| TO DO |
Reproduce the records below in full and word for word, excluding pictures.

| INPUT MATERIAL |
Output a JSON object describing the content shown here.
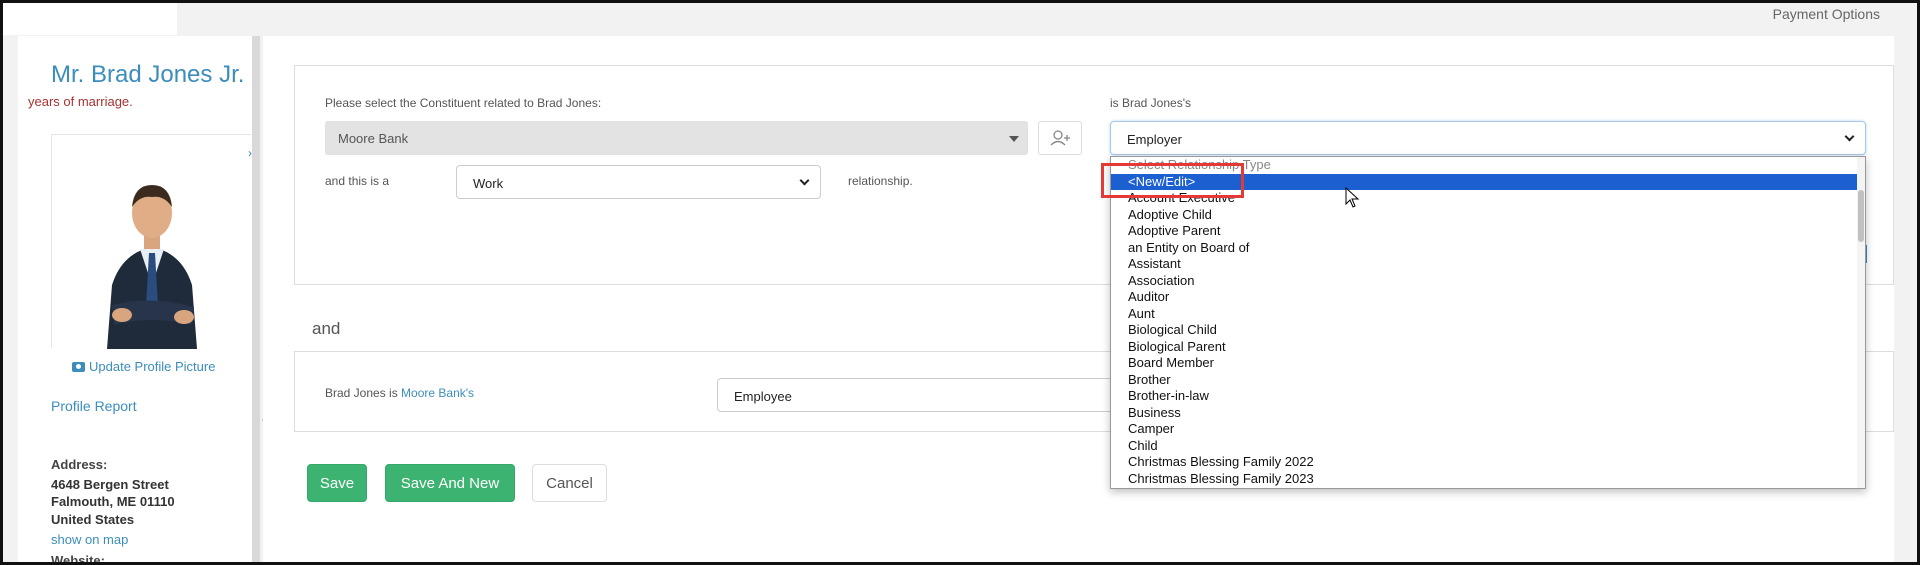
{
  "header": {
    "payment_options": "Payment Options"
  },
  "profile": {
    "name": "Mr. Brad Jones Jr.",
    "subtitle": "years of marriage.",
    "update_picture": "Update Profile Picture",
    "profile_report": "Profile Report",
    "address_label": "Address:",
    "address_lines": [
      "4648 Bergen Street",
      "Falmouth, ME 01110",
      "United States"
    ],
    "show_on_map": "show on map",
    "website_label": "Website:"
  },
  "relationship_form": {
    "constituent_prompt": "Please select the Constituent related to Brad Jones:",
    "constituent_value": "Moore Bank",
    "is_label": "is Brad Jones's",
    "relationship_type_value": "Employer",
    "and_this_is_a": "and this is a",
    "category_value": "Work",
    "relationship_suffix": "relationship.",
    "and_label": "and",
    "reciprocal_prefix": "Brad Jones is",
    "reciprocal_link": "Moore Bank's",
    "reciprocal_value": "Employee"
  },
  "buttons": {
    "save": "Save",
    "save_and_new": "Save And New",
    "cancel": "Cancel"
  },
  "dropdown": {
    "placeholder": "Select Relationship Type",
    "selected": "<New/Edit>",
    "options": [
      "Account Executive",
      "Adoptive Child",
      "Adoptive Parent",
      "an Entity on Board of",
      "Assistant",
      "Association",
      "Auditor",
      "Aunt",
      "Biological Child",
      "Biological Parent",
      "Board Member",
      "Brother",
      "Brother-in-law",
      "Business",
      "Camper",
      "Child",
      "Christmas Blessing Family 2022",
      "Christmas Blessing Family 2023"
    ]
  },
  "colors": {
    "accent": "#3c8dbc",
    "save_green": "#3cb371",
    "selected_option": "#1b5fd0",
    "highlight_box": "#e53935"
  }
}
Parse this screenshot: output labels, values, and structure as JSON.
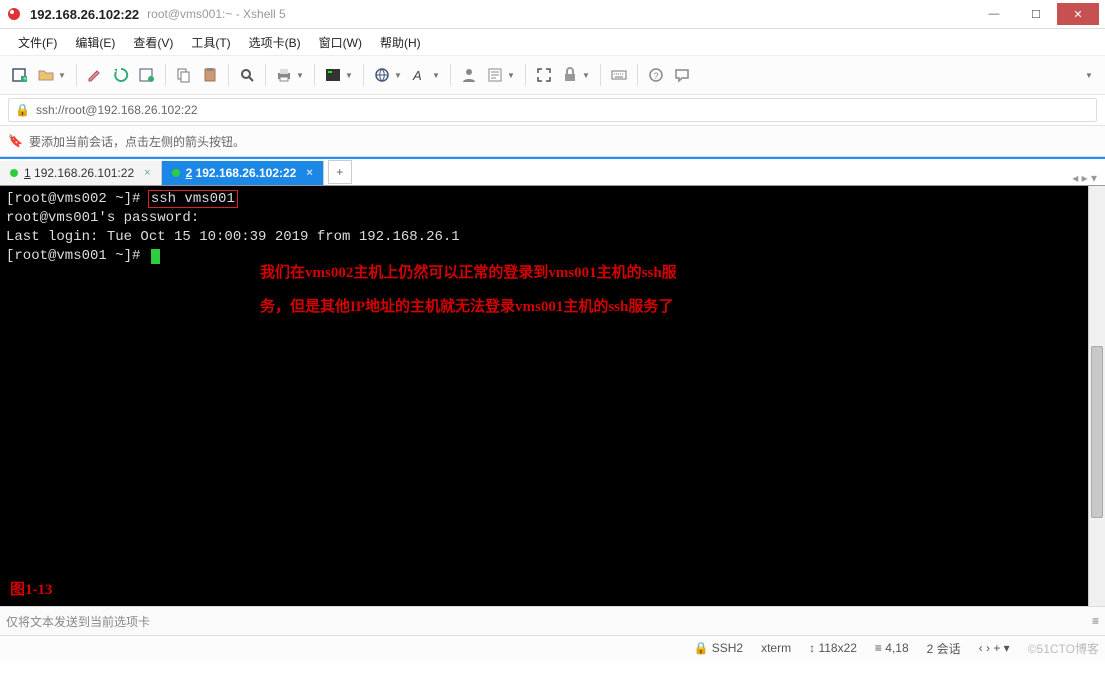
{
  "window": {
    "host": "192.168.26.102:22",
    "path": "root@vms001:~ - Xshell 5"
  },
  "menubar": {
    "file": "文件(F)",
    "edit": "编辑(E)",
    "view": "查看(V)",
    "tools": "工具(T)",
    "tabs": "选项卡(B)",
    "window": "窗口(W)",
    "help": "帮助(H)"
  },
  "address": {
    "url": "ssh://root@192.168.26.102:22"
  },
  "hint": {
    "text": "要添加当前会话，点击左侧的箭头按钮。"
  },
  "tabs": {
    "tab1_label": "1 192.168.26.101:22",
    "tab2_label": "2 192.168.26.102:22",
    "add": "+",
    "nav": "◂ ▸ ▾"
  },
  "terminal": {
    "line1_prompt": "[root@vms002 ~]# ",
    "line1_cmd": "ssh vms001",
    "line2": "root@vms001's password:",
    "line3": "Last login: Tue Oct 15 10:00:39 2019 from 192.168.26.1",
    "line4_prompt": "[root@vms001 ~]# ",
    "annotation_a": "我们在vms002主机上仍然可以正常的登录到vms001主机的ssh服",
    "annotation_b": "务，但是其他IP地址的主机就无法登录vms001主机的ssh服务了",
    "figure_label": "图1-13"
  },
  "sendbar": {
    "placeholder": "仅将文本发送到当前选项卡"
  },
  "status": {
    "proto_icon": "🔒",
    "proto": "SSH2",
    "termtype": "xterm",
    "size_icon": "↕",
    "size": "118x22",
    "pos_icon": "≡",
    "pos": "4,18",
    "sessions": "2 会话",
    "tab_nav": "‹  ›  +  ▾",
    "watermark": "©51CTO博客"
  }
}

| WRITTEN ANSWER |
Output a JSON object describing the content shown here.
{
  "header": {
    "payment_options": "Payment Options"
  },
  "profile": {
    "name": "Mr. Brad Jones Jr.",
    "subtitle": "years of marriage.",
    "update_picture": "Update Profile Picture",
    "profile_report": "Profile Report",
    "address_label": "Address:",
    "address_lines": [
      "4648 Bergen Street",
      "Falmouth, ME 01110",
      "United States"
    ],
    "show_on_map": "show on map",
    "website_label": "Website:"
  },
  "relationship_form": {
    "constituent_prompt": "Please select the Constituent related to Brad Jones:",
    "constituent_value": "Moore Bank",
    "is_label": "is Brad Jones's",
    "relationship_type_value": "Employer",
    "and_this_is_a": "and this is a",
    "category_value": "Work",
    "relationship_suffix": "relationship.",
    "and_label": "and",
    "reciprocal_prefix": "Brad Jones is",
    "reciprocal_link": "Moore Bank's",
    "reciprocal_value": "Employee"
  },
  "buttons": {
    "save": "Save",
    "save_and_new": "Save And New",
    "cancel": "Cancel"
  },
  "dropdown": {
    "placeholder": "Select Relationship Type",
    "selected": "<New/Edit>",
    "options": [
      "Account Executive",
      "Adoptive Child",
      "Adoptive Parent",
      "an Entity on Board of",
      "Assistant",
      "Association",
      "Auditor",
      "Aunt",
      "Biological Child",
      "Biological Parent",
      "Board Member",
      "Brother",
      "Brother-in-law",
      "Business",
      "Camper",
      "Child",
      "Christmas Blessing Family 2022",
      "Christmas Blessing Family 2023"
    ]
  },
  "colors": {
    "accent": "#3c8dbc",
    "save_green": "#3cb371",
    "selected_option": "#1b5fd0",
    "highlight_box": "#e53935"
  }
}
Parse this screenshot: output labels, values, and structure as JSON.
{
  "window": {
    "host": "192.168.26.102:22",
    "path": "root@vms001:~ - Xshell 5"
  },
  "menubar": {
    "file": "文件(F)",
    "edit": "编辑(E)",
    "view": "查看(V)",
    "tools": "工具(T)",
    "tabs": "选项卡(B)",
    "window": "窗口(W)",
    "help": "帮助(H)"
  },
  "address": {
    "url": "ssh://root@192.168.26.102:22"
  },
  "hint": {
    "text": "要添加当前会话，点击左侧的箭头按钮。"
  },
  "tabs": {
    "tab1_label": "1 192.168.26.101:22",
    "tab2_label": "2 192.168.26.102:22",
    "add": "+",
    "nav": "◂ ▸ ▾"
  },
  "terminal": {
    "line1_prompt": "[root@vms002 ~]# ",
    "line1_cmd": "ssh vms001",
    "line2": "root@vms001's password:",
    "line3": "Last login: Tue Oct 15 10:00:39 2019 from 192.168.26.1",
    "line4_prompt": "[root@vms001 ~]# ",
    "annotation_a": "我们在vms002主机上仍然可以正常的登录到vms001主机的ssh服",
    "annotation_b": "务，但是其他IP地址的主机就无法登录vms001主机的ssh服务了",
    "figure_label": "图1-13"
  },
  "sendbar": {
    "placeholder": "仅将文本发送到当前选项卡"
  },
  "status": {
    "proto_icon": "🔒",
    "proto": "SSH2",
    "termtype": "xterm",
    "size_icon": "↕",
    "size": "118x22",
    "pos_icon": "≡",
    "pos": "4,18",
    "sessions": "2 会话",
    "tab_nav": "‹  ›  +  ▾",
    "watermark": "©51CTO博客"
  }
}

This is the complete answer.